-- BEGIN --

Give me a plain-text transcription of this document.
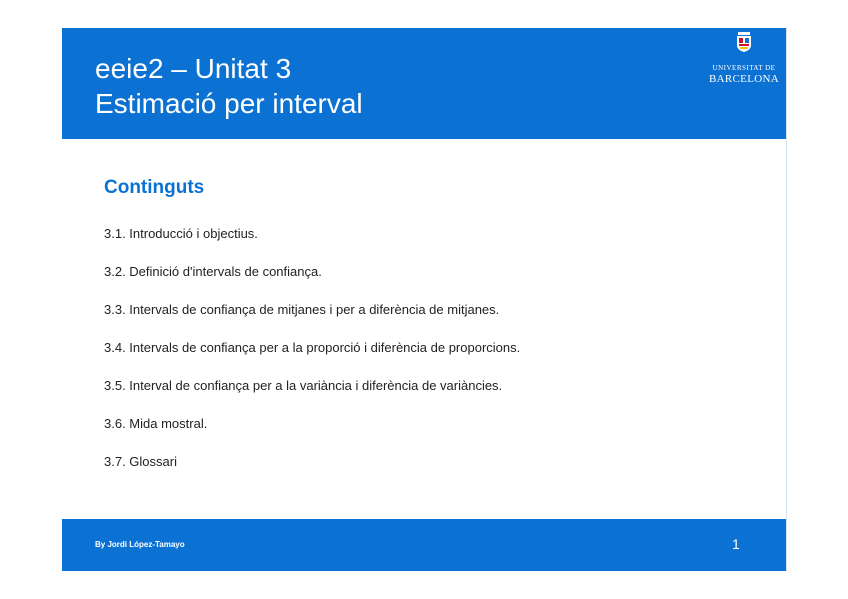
eeie2 – Unitat 3
Estimació per interval
UNIVERSITAT DE
BARCELONA
Continguts
3.1. Introducció i objectius.
3.2. Definició d'intervals de confiança.
3.3. Intervals de confiança de mitjanes i per a diferència de mitjanes.
3.4. Intervals de confiança per a la proporció i diferència de proporcions.
3.5. Interval de confiança per a la variància i diferència de variàncies.
3.6. Mida mostral.
3.7. Glossari
By Jordi López-Tamayo	1
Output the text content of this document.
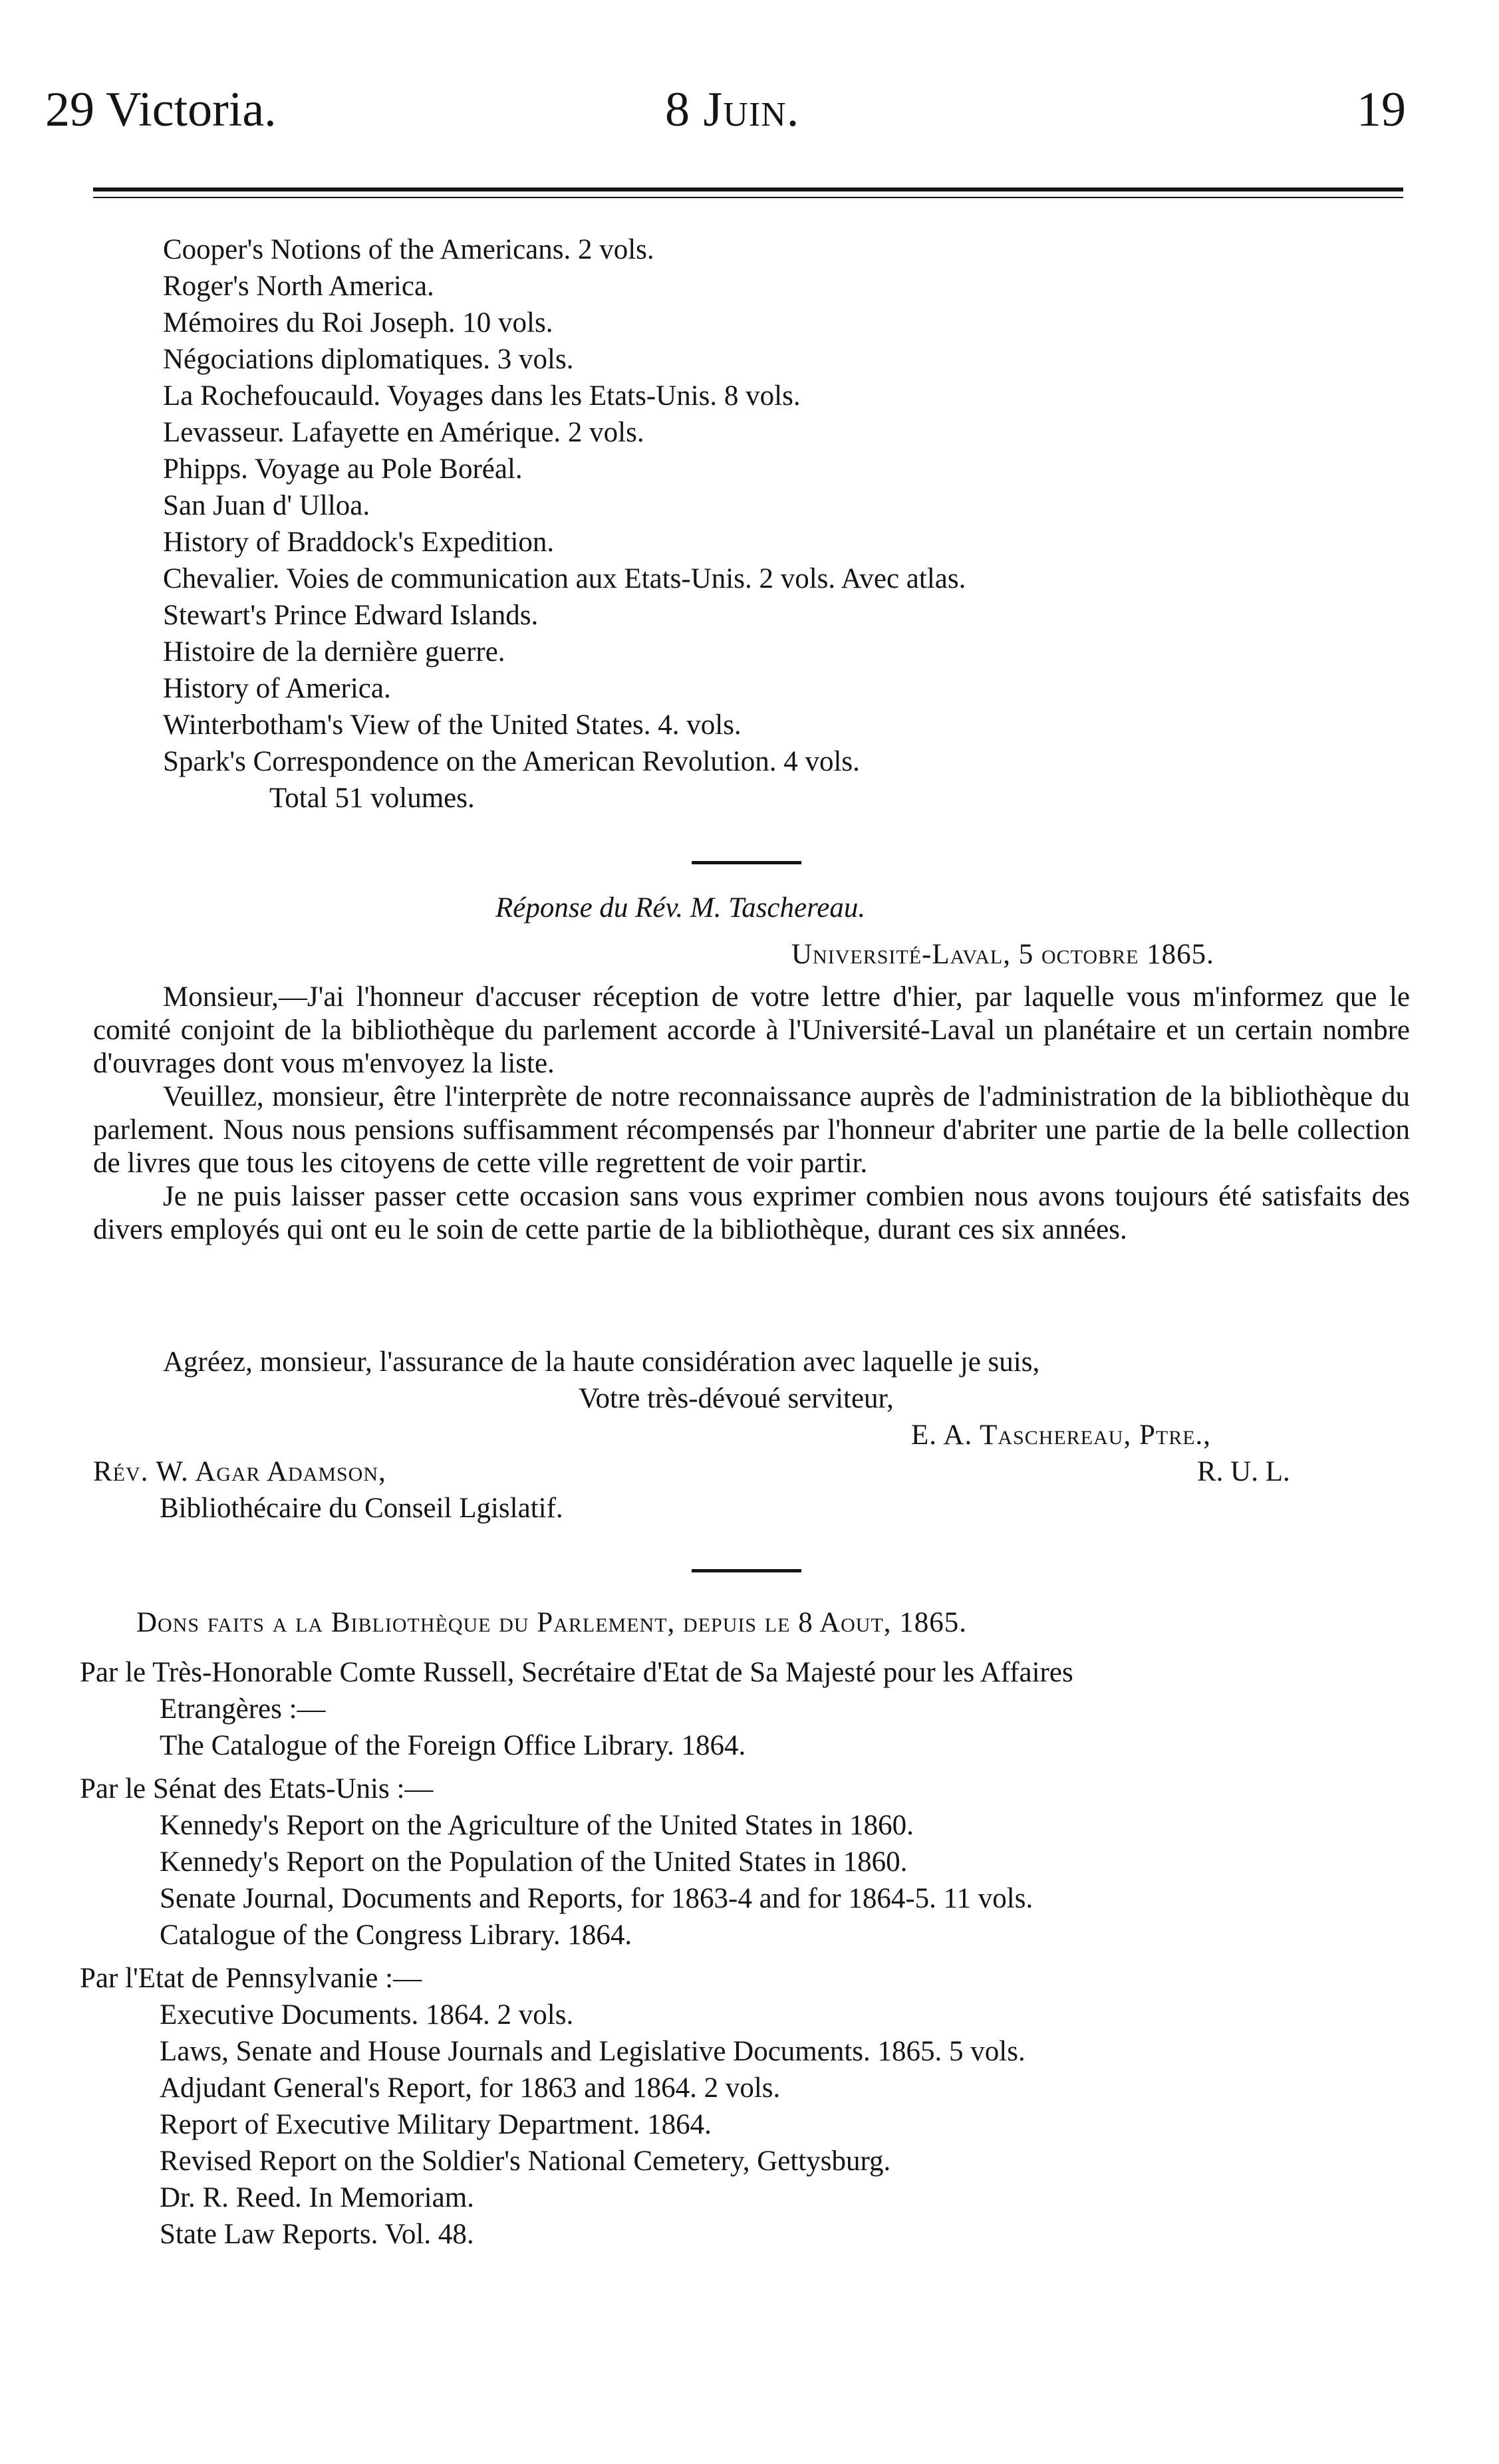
29 Victoria.	8 Juin.	19
Cooper's Notions of the Americans. 2 vols.
Roger's North America.
Mémoires du Roi Joseph. 10 vols.
Négociations diplomatiques. 3 vols.
La Rochefoucauld. Voyages dans les Etats-Unis. 8 vols.
Levasseur. Lafayette en Amérique. 2 vols.
Phipps. Voyage au Pole Boréal.
San Juan d' Ulloa.
History of Braddock's Expedition.
Chevalier. Voies de communication aux Etats-Unis. 2 vols. Avec atlas.
Stewart's Prince Edward Islands.
Histoire de la dernière guerre.
History of America.
Winterbotham's View of the United States. 4. vols.
Spark's Correspondence on the American Revolution. 4 vols.
Total 51 volumes.
Réponse du Rév. M. Taschereau.
Université-Laval, 5 octobre 1865.

Monsieur,—J'ai l'honneur d'accuser réception de votre lettre d'hier, par laquelle vous m'informez que le comité conjoint de la bibliothèque du parlement accorde à l'Université-Laval un planétaire et un certain nombre d'ouvrages dont vous m'envoyez la liste.

Veuillez, monsieur, être l'interprète de notre reconnaissance auprès de l'administration de la bibliothèque du parlement. Nous nous pensions suffisamment récompensés par l'honneur d'abriter une partie de la belle collection de livres que tous les citoyens de cette ville regrettent de voir partir.

Je ne puis laisser passer cette occasion sans vous exprimer combien nous avons toujours été satisfaits des divers employés qui ont eu le soin de cette partie de la bibliothèque, durant ces six années.

Agréez, monsieur, l'assurance de la haute considération avec laquelle je suis,
Votre très-dévoué serviteur,
E. A. Taschereau, Ptre.,
Rév. W. Agar Adamson,	R. U. L.
Bibliothécaire du Conseil Lgislatif.
Dons faits a la Bibliothèque du Parlement, depuis le 8 Aout, 1865.
Par le Très-Honorable Comte Russell, Secrétaire d'Etat de Sa Majesté pour les Affaires
Etrangères :—
The Catalogue of the Foreign Office Library. 1864.
Par le Sénat des Etats-Unis :—
Kennedy's Report on the Agriculture of the United States in 1860.
Kennedy's Report on the Population of the United States in 1860.
Senate Journal, Documents and Reports, for 1863-4 and for 1864-5. 11 vols.
Catalogue of the Congress Library. 1864.
Par l'Etat de Pennsylvanie :—
Executive Documents. 1864. 2 vols.
Laws, Senate and House Journals and Legislative Documents. 1865. 5 vols.
Adjudant General's Report, for 1863 and 1864. 2 vols.
Report of Executive Military Department. 1864.
Revised Report on the Soldier's National Cemetery, Gettysburg.
Dr. R. Reed. In Memoriam.
State Law Reports. Vol. 48.
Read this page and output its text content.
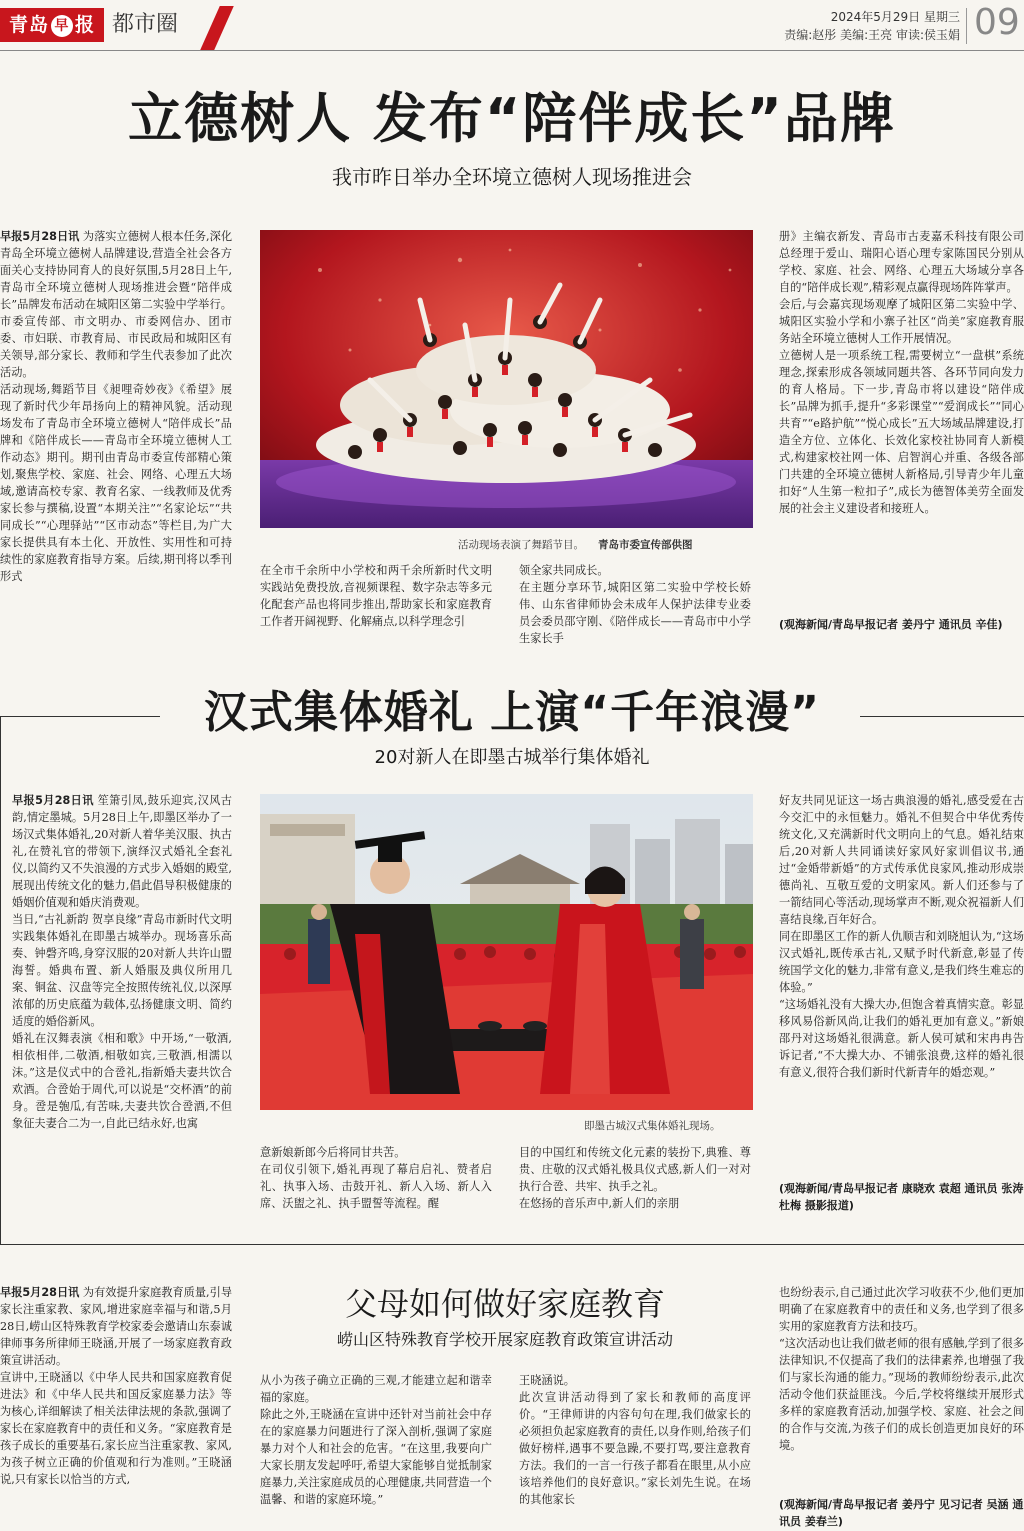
青岛 早 报 都市圈	2024年5月29日 星期三
责编:赵彤 美编:王亮 审读:侯玉娟 09
立德树人 发布“陪伴成长”品牌
我市昨日举办全环境立德树人现场推进会
早报5月28日讯 为落实立德树人根本任务,深化青岛全环境立德树人品牌建设,营造全社会各方面关心支持协同育人的良好氛围,5月28日上午,青岛市全环境立德树人现场推进会暨“陪伴成长”品牌发布活动在城阳区第二实验中学举行。市委宣传部、市文明办、市委网信办、团市委、市妇联、市教育局、市民政局和城阳区有关领导,部分家长、教师和学生代表参加了此次活动。
活动现场,舞蹈节目《昶哩奇妙夜》《希望》展现了新时代少年昂扬向上的精神风貌。活动现场发布了青岛市全环境立德树人“陪伴成长”品牌和《陪伴成长——青岛市全环境立德树人工作动态》期刊。期刊由青岛市委宣传部精心策划,聚焦学校、家庭、社会、网络、心理五大场域,邀请高校专家、教育名家、一线教师及优秀家长参与撰稿,设置“本期关注”“名家论坛”“共同成长”“心理驿站”“区市动态”等栏目,为广大家长提供具有本土化、开放性、实用性和可持续性的家庭教育指导方案。后续,期刊将以季刊形式
活动现场表演了舞蹈节目。 青岛市委宣传部供图
在全市千余所中小学校和两千余所新时代文明实践站免费投放,音视频课程、数字杂志等多元化配套产品也将同步推出,帮助家长和家庭教育工作者开阔视野、化解痛点,以科学理念引
领全家共同成长。
在主题分享环节,城阳区第二实验中学校长娇伟、山东省律师协会未成年人保护法律专业委员会委员邵守刚、《陪伴成长——青岛市中小学生家长手
册》主编衣新发、青岛市古麦嘉禾科技有限公司总经理于爱山、瑞阳心语心理专家陈国民分别从学校、家庭、社会、网络、心理五大场域分享各自的“陪伴成长观”,精彩观点赢得现场阵阵掌声。
会后,与会嘉宾现场观摩了城阳区第二实验中学、城阳区实验小学和小寨子社区“尚美”家庭教育服务站全环境立德树人工作开展情况。
立德树人是一项系统工程,需要树立“一盘棋”系统理念,探索形成各领域同题共答、各环节同向发力的育人格局。下一步,青岛市将以建设“陪伴成长”品牌为抓手,提升“多彩课堂”“爱润成长”“同心共育”“e路护航”“悦心成长”五大场域品牌建设,打造全方位、立体化、长效化家校社协同育人新模式,构建家校社网一体、启智润心并重、各级各部门共建的全环境立德树人新格局,引导青少年儿童扣好“人生第一粒扣子”,成长为德智体美劳全面发展的社会主义建设者和接班人。
(观海新闻/青岛早报记者 姜丹宁 通讯员 辛佳)
汉式集体婚礼 上演“千年浪漫”
20对新人在即墨古城举行集体婚礼
早报5月28日讯 笙箫引凤,鼓乐迎宾,汉风古韵,情定墨城。5月28日上午,即墨区举办了一场汉式集体婚礼,20对新人着华美汉服、执古礼,在赞礼官的带领下,演绎汉式婚礼全套礼仪,以简约又不失浪漫的方式步入婚姻的殿堂,展现出传统文化的魅力,倡此倡导积极健康的婚姻价值观和婚庆消费观。
当日,“古礼新韵 贺享良缘”青岛市新时代文明实践集体婚礼在即墨古城举办。现场喜乐高奏、钟磬齐鸣,身穿汉服的20对新人共许山盟海誓。婚典布置、新人婚服及典仪所用几案、铜盆、汉盘等完全按照传统礼仪,以深厚浓郁的历史底蕴为载体,弘扬健康文明、简约适度的婚俗新风。
婚礼在汉舞表演《相和歌》中开场,“一敬酒,相依相伴,二敬酒,相敬如宾,三敬酒,相濡以沫。”这是仪式中的合卺礼,指新婚夫妻共饮合欢酒。合卺始于周代,可以说是“交杯酒”的前身。卺是匏瓜,有苦味,夫妻共饮合卺酒,不但象征夫妻合二为一,自此已结永好,也寓	即墨古城汉式集体婚礼现场。
意新娘新郎今后将同甘共苦。
在司仪引领下,婚礼再现了幕启启礼、赞者启礼、执事入场、击鼓开礼、新人入场、新人入席、沃盥之礼、执手盟誓等流程。醒
目的中国红和传统文化元素的装扮下,典雅、尊贵、庄敬的汉式婚礼极具仪式感,新人们一对对执行合卺、共牢、执手之礼。
在悠扬的音乐声中,新人们的亲朋
好友共同见证这一场古典浪漫的婚礼,感受爱在古今交汇中的永恒魅力。婚礼不但契合中华优秀传统文化,又充满新时代文明向上的气息。婚礼结束后,20对新人共同诵读好家风好家训倡议书,通过“金婚带新婚”的方式传承优良家风,推动形成崇德尚礼、互敬互爱的文明家风。新人们还参与了一箭结同心等活动,现场掌声不断,观众祝福新人们喜结良缘,百年好合。
同在即墨区工作的新人仇顺吉和刘晓旭认为,“这场汉式婚礼,既传承古礼,又赋予时代新意,彰显了传统国学文化的魅力,非常有意义,是我们终生难忘的体验。”
“这场婚礼没有大操大办,但饱含着真情实意。彰显移风易俗新风尚,让我们的婚礼更加有意义。”新娘邵丹对这场婚礼很满意。新人侯可斌和宋冉冉告诉记者,“不大操大办、不铺张浪费,这样的婚礼很有意义,很符合我们新时代新青年的婚恋观。”
(观海新闻/青岛早报记者 康晓欢 袁超 通讯员 张涛 杜梅 摄影报道)
早报5月28日讯 为有效提升家庭教育质量,引导家长注重家教、家风,增进家庭幸福与和谐,5月28日,崂山区特殊教育学校家委会邀请山东泰诚律师事务所律师王晓涵,开展了一场家庭教育政策宣讲活动。
宣讲中,王晓涵以《中华人民共和国家庭教育促进法》和《中华人民共和国反家庭暴力法》等为核心,详细解读了相关法律法规的条款,强调了家长在家庭教育中的责任和义务。“家庭教育是孩子成长的重要基石,家长应当注重家教、家风,为孩子树立正确的价值观和行为准则。”王晓涵说,只有家长以恰当的方式,
父母如何做好家庭教育
崂山区特殊教育学校开展家庭教育政策宣讲活动
从小为孩子确立正确的三观,才能建立起和谐幸福的家庭。
除此之外,王晓涵在宣讲中还针对当前社会中存在的家庭暴力问题进行了深入剖析,强调了家庭暴力对个人和社会的危害。“在这里,我要向广大家长朋友发起呼吁,希望大家能够自觉抵制家庭暴力,关注家庭成员的心理健康,共同营造一个温馨、和谐的家庭环境。”
王晓涵说。
此次宣讲活动得到了家长和教师的高度评价。“王律师讲的内容句句在理,我们做家长的必须担负起家庭教育的责任,以身作则,给孩子们做好榜样,遇事不要急躁,不要打骂,要注意教育方法。我们的一言一行孩子都看在眼里,从小应该培养他们的良好意识。”家长刘先生说。在场的其他家长
也纷纷表示,自己通过此次学习收获不少,他们更加明确了在家庭教育中的责任和义务,也学到了很多实用的家庭教育方法和技巧。
“这次活动也让我们做老师的很有感触,学到了很多法律知识,不仅提高了我们的法律素养,也增强了我们与家长沟通的能力。”现场的教师纷纷表示,此次活动令他们获益匪浅。今后,学校将继续开展形式多样的家庭教育活动,加强学校、家庭、社会之间的合作与交流,为孩子们的成长创造更加良好的环境。
(观海新闻/青岛早报记者 姜丹宁 见习记者 吴涵 通讯员 姜春兰)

-- END --

WHAT IS NEEDED
Using the listing above, pull out all lines that hold the word "text".

WRITTEN RESPONSE
Give me a plain-text transcription of this document.
Output the text content of this document.
Read this page and output its text content.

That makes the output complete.